**Short problem**
Copy every line that contains the string "displacement" from the entries below.

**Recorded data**
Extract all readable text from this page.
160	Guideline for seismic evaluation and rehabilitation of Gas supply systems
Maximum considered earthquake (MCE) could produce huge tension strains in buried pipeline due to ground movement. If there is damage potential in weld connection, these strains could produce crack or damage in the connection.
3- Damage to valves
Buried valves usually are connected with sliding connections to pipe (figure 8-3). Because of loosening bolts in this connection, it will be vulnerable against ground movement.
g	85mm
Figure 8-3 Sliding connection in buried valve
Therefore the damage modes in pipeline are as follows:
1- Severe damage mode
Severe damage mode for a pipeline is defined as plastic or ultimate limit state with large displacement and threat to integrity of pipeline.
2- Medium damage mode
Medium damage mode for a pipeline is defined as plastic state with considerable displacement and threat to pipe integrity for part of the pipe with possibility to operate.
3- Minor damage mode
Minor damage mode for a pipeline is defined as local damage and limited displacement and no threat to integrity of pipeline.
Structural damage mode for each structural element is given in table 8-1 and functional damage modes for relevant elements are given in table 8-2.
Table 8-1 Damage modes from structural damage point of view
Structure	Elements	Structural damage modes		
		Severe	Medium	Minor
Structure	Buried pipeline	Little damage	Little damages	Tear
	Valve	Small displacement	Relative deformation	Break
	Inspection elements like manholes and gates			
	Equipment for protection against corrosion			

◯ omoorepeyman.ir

**Complete response**
Severe damage mode for a pipeline is defined as plastic or ultimate limit state with large displacement and threat to integrity of pipeline.
Medium damage mode for a pipeline is defined as plastic state with considerable displacement and threat to pipe integrity for part of the pipe with possibility to operate.
Minor damage mode for a pipeline is defined as local damage and limited displacement and no threat to integrity of pipeline.
	Valve	Small displacement	Relative deformation	Break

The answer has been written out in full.